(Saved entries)
____________

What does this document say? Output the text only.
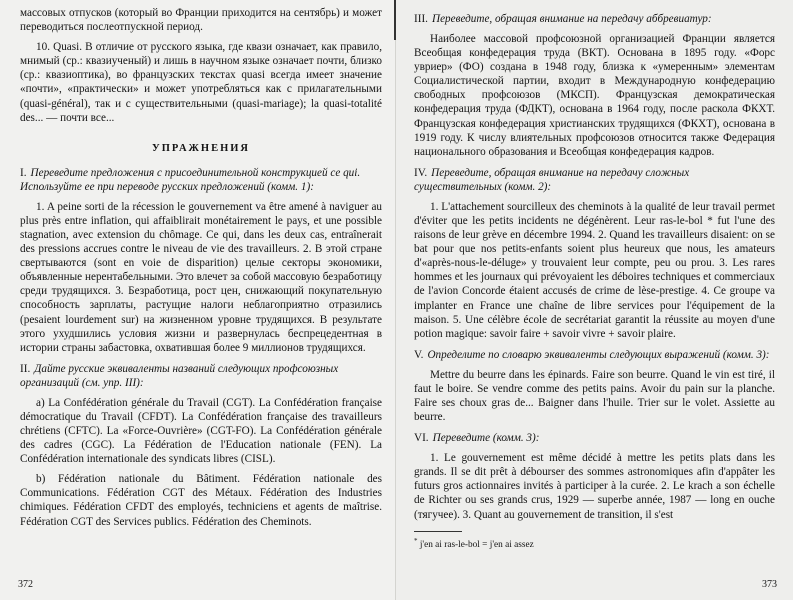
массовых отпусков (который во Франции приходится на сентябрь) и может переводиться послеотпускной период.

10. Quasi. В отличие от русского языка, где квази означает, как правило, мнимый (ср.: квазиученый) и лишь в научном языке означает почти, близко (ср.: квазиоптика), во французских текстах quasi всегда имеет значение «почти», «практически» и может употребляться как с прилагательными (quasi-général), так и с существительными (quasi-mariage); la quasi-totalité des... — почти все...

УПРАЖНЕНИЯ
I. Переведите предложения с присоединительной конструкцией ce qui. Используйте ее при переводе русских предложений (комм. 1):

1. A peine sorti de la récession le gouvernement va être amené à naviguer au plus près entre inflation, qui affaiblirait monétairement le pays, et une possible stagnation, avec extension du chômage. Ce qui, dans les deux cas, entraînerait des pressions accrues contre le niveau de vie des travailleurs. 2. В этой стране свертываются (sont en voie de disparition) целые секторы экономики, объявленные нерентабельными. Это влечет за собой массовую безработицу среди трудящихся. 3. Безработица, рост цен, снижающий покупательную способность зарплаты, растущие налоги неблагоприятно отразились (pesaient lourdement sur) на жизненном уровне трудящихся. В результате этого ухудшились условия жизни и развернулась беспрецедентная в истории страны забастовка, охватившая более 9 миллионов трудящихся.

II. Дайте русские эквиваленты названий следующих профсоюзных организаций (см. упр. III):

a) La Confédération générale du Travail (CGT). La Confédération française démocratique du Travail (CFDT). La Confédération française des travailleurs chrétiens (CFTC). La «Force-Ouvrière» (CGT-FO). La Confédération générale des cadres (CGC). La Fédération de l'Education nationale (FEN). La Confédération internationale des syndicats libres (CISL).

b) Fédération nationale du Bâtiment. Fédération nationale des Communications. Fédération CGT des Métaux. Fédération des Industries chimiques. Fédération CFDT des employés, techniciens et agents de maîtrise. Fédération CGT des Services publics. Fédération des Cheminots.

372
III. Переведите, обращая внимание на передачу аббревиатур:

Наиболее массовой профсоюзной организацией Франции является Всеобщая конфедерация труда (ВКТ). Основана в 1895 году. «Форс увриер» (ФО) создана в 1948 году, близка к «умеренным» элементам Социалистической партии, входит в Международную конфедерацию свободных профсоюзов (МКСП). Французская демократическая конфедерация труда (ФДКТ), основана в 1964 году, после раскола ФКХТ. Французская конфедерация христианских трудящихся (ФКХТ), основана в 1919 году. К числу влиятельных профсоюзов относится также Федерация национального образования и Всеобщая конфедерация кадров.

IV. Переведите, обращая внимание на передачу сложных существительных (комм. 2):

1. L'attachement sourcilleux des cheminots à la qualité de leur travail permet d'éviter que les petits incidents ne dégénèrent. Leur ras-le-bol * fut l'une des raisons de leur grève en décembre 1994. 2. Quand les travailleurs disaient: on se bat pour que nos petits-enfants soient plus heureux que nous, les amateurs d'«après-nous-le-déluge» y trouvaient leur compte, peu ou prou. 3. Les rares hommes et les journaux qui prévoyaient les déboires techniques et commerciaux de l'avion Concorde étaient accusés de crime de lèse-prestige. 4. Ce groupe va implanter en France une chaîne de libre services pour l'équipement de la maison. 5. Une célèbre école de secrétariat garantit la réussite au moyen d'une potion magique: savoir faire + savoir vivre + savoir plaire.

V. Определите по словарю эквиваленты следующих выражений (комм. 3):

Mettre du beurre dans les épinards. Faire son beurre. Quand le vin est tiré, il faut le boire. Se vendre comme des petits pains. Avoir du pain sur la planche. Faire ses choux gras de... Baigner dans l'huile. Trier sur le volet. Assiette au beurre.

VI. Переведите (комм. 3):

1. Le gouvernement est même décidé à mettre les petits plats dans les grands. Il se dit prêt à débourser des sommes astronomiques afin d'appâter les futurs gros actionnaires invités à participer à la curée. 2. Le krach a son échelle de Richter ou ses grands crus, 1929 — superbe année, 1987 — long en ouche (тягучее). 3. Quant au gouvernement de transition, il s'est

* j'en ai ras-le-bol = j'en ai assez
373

____________

SET TASK> Tell how many lines in the records above contain "обращая", giving the number and no other words.

SOLUTION FOR THIS PROBLEM> 2